[Element location data]
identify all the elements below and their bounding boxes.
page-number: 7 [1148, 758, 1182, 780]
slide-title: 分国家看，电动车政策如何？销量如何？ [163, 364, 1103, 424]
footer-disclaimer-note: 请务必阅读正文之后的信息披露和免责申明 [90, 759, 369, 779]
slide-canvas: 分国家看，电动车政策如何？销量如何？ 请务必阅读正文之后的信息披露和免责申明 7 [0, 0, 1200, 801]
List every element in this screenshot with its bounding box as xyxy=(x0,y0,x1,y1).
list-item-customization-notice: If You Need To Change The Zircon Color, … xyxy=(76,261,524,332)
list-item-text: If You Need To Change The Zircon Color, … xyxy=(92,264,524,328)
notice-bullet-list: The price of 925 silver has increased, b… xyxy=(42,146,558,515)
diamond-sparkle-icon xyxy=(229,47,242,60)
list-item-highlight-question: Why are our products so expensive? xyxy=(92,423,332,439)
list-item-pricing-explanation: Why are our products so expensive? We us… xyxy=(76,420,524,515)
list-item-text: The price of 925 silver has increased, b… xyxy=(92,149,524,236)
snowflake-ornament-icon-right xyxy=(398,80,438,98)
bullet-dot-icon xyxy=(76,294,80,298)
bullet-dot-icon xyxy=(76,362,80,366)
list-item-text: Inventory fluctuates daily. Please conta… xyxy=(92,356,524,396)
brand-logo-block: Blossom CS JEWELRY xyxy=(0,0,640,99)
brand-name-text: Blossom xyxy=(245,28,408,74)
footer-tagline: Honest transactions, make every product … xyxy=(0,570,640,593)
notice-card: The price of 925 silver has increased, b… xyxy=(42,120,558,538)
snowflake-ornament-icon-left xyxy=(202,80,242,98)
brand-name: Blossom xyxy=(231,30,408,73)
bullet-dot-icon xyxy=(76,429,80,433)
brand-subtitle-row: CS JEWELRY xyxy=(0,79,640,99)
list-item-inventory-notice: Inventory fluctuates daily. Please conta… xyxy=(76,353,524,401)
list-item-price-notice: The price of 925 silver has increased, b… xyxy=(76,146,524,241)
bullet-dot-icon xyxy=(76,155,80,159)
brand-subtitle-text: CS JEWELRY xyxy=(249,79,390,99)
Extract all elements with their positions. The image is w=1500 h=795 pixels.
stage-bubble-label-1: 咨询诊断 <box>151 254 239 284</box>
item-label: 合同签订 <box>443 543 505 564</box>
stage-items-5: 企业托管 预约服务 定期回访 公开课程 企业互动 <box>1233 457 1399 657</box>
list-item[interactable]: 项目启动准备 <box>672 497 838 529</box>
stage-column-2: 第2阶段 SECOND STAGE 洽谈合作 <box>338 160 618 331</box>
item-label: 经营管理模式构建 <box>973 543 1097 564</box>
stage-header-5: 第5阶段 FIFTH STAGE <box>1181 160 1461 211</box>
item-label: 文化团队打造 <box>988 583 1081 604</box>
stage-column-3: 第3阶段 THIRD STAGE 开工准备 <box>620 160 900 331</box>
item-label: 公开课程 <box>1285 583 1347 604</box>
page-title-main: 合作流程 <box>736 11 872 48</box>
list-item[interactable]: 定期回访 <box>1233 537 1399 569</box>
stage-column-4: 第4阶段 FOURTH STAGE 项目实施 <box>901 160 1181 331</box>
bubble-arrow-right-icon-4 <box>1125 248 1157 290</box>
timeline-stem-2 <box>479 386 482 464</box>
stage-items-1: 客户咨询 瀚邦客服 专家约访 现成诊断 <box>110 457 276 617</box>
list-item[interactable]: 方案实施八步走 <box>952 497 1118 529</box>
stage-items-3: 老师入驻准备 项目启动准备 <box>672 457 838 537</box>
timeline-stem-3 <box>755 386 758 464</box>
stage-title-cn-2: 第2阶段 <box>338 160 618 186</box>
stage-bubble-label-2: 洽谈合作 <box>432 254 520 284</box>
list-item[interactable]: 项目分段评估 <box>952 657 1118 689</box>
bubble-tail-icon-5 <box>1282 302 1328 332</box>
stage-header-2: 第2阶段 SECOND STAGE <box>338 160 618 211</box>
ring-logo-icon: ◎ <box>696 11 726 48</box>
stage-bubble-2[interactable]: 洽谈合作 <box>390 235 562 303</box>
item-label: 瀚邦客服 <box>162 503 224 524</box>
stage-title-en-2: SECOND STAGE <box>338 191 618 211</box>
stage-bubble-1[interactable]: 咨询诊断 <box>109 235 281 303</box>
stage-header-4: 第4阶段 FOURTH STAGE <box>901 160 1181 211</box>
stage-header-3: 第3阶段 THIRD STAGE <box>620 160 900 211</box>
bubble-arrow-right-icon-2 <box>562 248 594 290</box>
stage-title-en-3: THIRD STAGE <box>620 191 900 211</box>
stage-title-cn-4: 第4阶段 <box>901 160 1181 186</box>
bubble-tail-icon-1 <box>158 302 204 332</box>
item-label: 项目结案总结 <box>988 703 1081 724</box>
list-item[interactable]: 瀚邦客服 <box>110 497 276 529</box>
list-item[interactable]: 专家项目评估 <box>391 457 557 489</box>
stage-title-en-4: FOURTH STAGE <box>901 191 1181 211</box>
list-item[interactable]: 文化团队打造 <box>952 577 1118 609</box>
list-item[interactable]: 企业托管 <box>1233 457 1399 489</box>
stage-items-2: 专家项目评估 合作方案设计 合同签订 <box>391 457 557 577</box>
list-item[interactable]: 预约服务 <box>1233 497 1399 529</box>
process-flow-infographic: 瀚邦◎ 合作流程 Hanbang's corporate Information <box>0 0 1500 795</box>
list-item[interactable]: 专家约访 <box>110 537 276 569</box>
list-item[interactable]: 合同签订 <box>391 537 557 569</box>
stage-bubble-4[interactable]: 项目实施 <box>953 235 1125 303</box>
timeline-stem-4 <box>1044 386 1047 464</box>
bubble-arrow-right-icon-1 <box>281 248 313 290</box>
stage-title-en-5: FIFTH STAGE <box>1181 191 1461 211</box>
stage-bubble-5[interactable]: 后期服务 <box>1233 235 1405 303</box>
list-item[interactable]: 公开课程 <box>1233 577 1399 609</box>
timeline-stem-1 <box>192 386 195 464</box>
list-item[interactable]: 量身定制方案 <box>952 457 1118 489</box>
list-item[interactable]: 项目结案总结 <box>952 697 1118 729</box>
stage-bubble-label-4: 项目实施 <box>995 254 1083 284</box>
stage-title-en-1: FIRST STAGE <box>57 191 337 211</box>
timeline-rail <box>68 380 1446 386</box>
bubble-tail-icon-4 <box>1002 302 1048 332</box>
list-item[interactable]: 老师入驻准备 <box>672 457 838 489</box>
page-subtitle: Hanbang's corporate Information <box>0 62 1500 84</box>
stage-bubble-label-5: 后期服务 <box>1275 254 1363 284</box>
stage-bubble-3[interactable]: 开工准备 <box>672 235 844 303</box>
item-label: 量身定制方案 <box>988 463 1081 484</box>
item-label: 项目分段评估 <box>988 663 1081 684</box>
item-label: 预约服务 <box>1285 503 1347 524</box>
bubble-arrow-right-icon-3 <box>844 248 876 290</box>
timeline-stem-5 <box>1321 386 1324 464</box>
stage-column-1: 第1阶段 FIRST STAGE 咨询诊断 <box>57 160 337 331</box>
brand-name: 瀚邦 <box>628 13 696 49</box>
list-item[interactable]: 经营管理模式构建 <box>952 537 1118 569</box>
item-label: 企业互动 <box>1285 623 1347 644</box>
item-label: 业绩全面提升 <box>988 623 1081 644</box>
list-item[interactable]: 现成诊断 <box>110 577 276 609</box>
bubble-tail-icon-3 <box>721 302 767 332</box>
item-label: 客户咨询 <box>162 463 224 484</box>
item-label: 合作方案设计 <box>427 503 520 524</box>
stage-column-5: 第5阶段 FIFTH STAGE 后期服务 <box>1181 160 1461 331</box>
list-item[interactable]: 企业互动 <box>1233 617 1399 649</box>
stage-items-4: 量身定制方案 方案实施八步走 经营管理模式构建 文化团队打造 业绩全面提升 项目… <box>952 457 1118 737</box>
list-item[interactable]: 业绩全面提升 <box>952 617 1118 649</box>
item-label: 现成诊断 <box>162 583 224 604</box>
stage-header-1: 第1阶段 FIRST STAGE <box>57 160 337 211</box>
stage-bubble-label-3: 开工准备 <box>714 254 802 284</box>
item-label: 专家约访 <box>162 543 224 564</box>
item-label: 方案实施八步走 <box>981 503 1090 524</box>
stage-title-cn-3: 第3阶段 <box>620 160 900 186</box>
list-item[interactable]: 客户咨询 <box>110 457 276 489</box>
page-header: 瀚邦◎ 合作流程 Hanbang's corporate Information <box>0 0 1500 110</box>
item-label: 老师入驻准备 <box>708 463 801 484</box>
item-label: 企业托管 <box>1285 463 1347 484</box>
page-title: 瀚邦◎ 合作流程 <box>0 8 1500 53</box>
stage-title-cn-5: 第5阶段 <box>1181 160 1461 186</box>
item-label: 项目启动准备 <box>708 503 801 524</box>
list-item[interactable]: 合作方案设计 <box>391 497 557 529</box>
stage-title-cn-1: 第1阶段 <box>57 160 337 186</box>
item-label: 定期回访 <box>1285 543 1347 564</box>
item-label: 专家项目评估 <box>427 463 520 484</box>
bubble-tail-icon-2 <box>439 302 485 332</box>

◆ STATED GOAL ◆
Copy the rows verbatim, starting with the first line and ending with the line that contains "slide-canvas: 分国家看，电动车政策如何？销量如何？ 请务必阅读正文之后的信息披露和免责申明", including that line.

◆ TASK OUTPUT ◆
identify all the elements below and their bounding boxes.
page-number: 7 [1148, 758, 1182, 780]
slide-title: 分国家看，电动车政策如何？销量如何？ [163, 364, 1103, 424]
footer-disclaimer-note: 请务必阅读正文之后的信息披露和免责申明 [90, 759, 369, 779]
slide-canvas: 分国家看，电动车政策如何？销量如何？ 请务必阅读正文之后的信息披露和免责申明 7 [0, 0, 1200, 801]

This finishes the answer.